• EXERCISE DETAILS
Copy every entry exactly as given, minus the images.

• DATA FOR THE TASK
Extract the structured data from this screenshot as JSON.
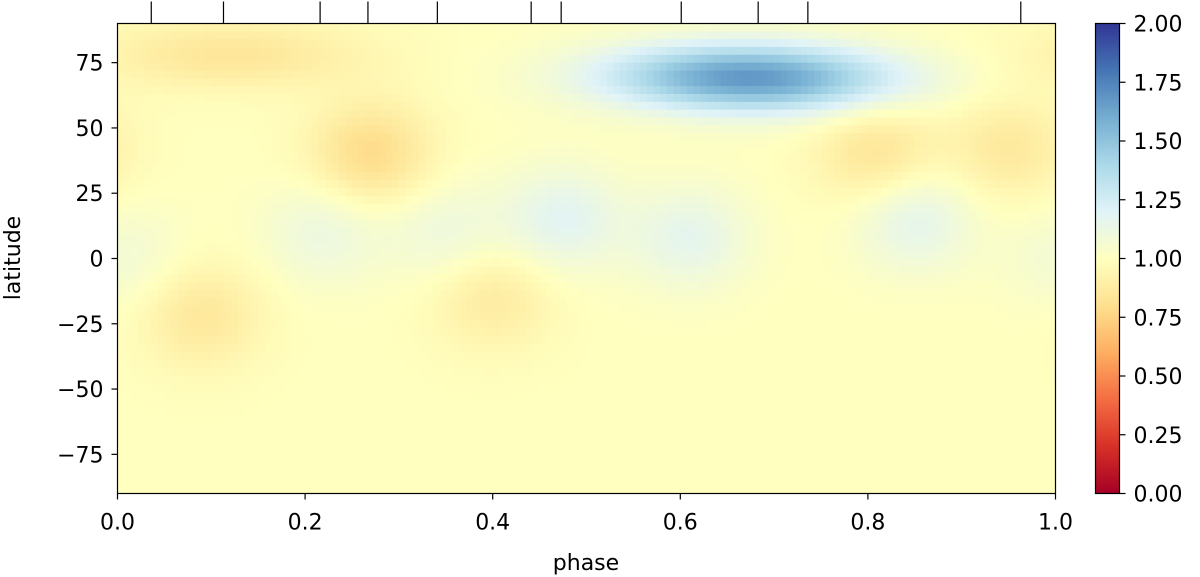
{
  "chart_data": {
    "type": "heatmap",
    "title": "",
    "xlabel": "phase",
    "ylabel": "latitude",
    "xlim": [
      0.0,
      1.0
    ],
    "ylim": [
      -90,
      90
    ],
    "x_ticks": [
      "0.0",
      "0.2",
      "0.4",
      "0.6",
      "0.8",
      "1.0"
    ],
    "y_ticks": [
      "75",
      "50",
      "25",
      "0",
      "−25",
      "−50",
      "−75"
    ],
    "observation_phases": [
      0.036,
      0.113,
      0.216,
      0.267,
      0.341,
      0.441,
      0.473,
      0.601,
      0.683,
      0.736,
      0.963
    ],
    "colorbar": {
      "range": [
        0.0,
        2.0
      ],
      "ticks": [
        "0.00",
        "0.25",
        "0.50",
        "0.75",
        "1.00",
        "1.25",
        "1.50",
        "1.75",
        "2.00"
      ],
      "colormap": "RdYlBu",
      "colors": [
        "#a50026",
        "#d73027",
        "#f46d43",
        "#fdae61",
        "#fee090",
        "#ffffbf",
        "#e0f3f8",
        "#abd9e9",
        "#74add1",
        "#4575b4",
        "#313695"
      ]
    },
    "baseline_value": 1.0,
    "features": [
      {
        "phase": 0.64,
        "latitude": 70,
        "value": 1.42
      },
      {
        "phase": 0.72,
        "latitude": 68,
        "value": 1.32
      },
      {
        "phase": 0.27,
        "latitude": 40,
        "value": 0.78
      },
      {
        "phase": 0.12,
        "latitude": 78,
        "value": 0.84
      },
      {
        "phase": 0.81,
        "latitude": 40,
        "value": 0.83
      },
      {
        "phase": 0.95,
        "latitude": 42,
        "value": 0.86
      },
      {
        "phase": 0.09,
        "latitude": -22,
        "value": 0.85
      },
      {
        "phase": 0.4,
        "latitude": -15,
        "value": 0.87
      },
      {
        "phase": 0.22,
        "latitude": 10,
        "value": 1.12
      },
      {
        "phase": 0.35,
        "latitude": 10,
        "value": 1.11
      },
      {
        "phase": 0.475,
        "latitude": 15,
        "value": 1.18
      },
      {
        "phase": 0.61,
        "latitude": 8,
        "value": 1.16
      },
      {
        "phase": 0.85,
        "latitude": 15,
        "value": 1.17
      },
      {
        "phase": 0.01,
        "latitude": 0,
        "value": 1.08
      }
    ]
  }
}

• THE OUTPUT
Extract the structured data from this screenshot as JSON.
{
  "chart_data": {
    "type": "heatmap",
    "title": "",
    "xlabel": "phase",
    "ylabel": "latitude",
    "xlim": [
      0.0,
      1.0
    ],
    "ylim": [
      -90,
      90
    ],
    "x_ticks": [
      "0.0",
      "0.2",
      "0.4",
      "0.6",
      "0.8",
      "1.0"
    ],
    "y_ticks": [
      "75",
      "50",
      "25",
      "0",
      "−25",
      "−50",
      "−75"
    ],
    "observation_phases": [
      0.036,
      0.113,
      0.216,
      0.267,
      0.341,
      0.441,
      0.473,
      0.601,
      0.683,
      0.736,
      0.963
    ],
    "colorbar": {
      "range": [
        0.0,
        2.0
      ],
      "ticks": [
        "0.00",
        "0.25",
        "0.50",
        "0.75",
        "1.00",
        "1.25",
        "1.50",
        "1.75",
        "2.00"
      ],
      "colormap": "RdYlBu",
      "colors": [
        "#a50026",
        "#d73027",
        "#f46d43",
        "#fdae61",
        "#fee090",
        "#ffffbf",
        "#e0f3f8",
        "#abd9e9",
        "#74add1",
        "#4575b4",
        "#313695"
      ]
    },
    "baseline_value": 1.0,
    "features": [
      {
        "phase": 0.64,
        "latitude": 70,
        "value": 1.42
      },
      {
        "phase": 0.72,
        "latitude": 68,
        "value": 1.32
      },
      {
        "phase": 0.27,
        "latitude": 40,
        "value": 0.78
      },
      {
        "phase": 0.12,
        "latitude": 78,
        "value": 0.84
      },
      {
        "phase": 0.81,
        "latitude": 40,
        "value": 0.83
      },
      {
        "phase": 0.95,
        "latitude": 42,
        "value": 0.86
      },
      {
        "phase": 0.09,
        "latitude": -22,
        "value": 0.85
      },
      {
        "phase": 0.4,
        "latitude": -15,
        "value": 0.87
      },
      {
        "phase": 0.22,
        "latitude": 10,
        "value": 1.12
      },
      {
        "phase": 0.35,
        "latitude": 10,
        "value": 1.11
      },
      {
        "phase": 0.475,
        "latitude": 15,
        "value": 1.18
      },
      {
        "phase": 0.61,
        "latitude": 8,
        "value": 1.16
      },
      {
        "phase": 0.85,
        "latitude": 15,
        "value": 1.17
      },
      {
        "phase": 0.01,
        "latitude": 0,
        "value": 1.08
      }
    ]
  }
}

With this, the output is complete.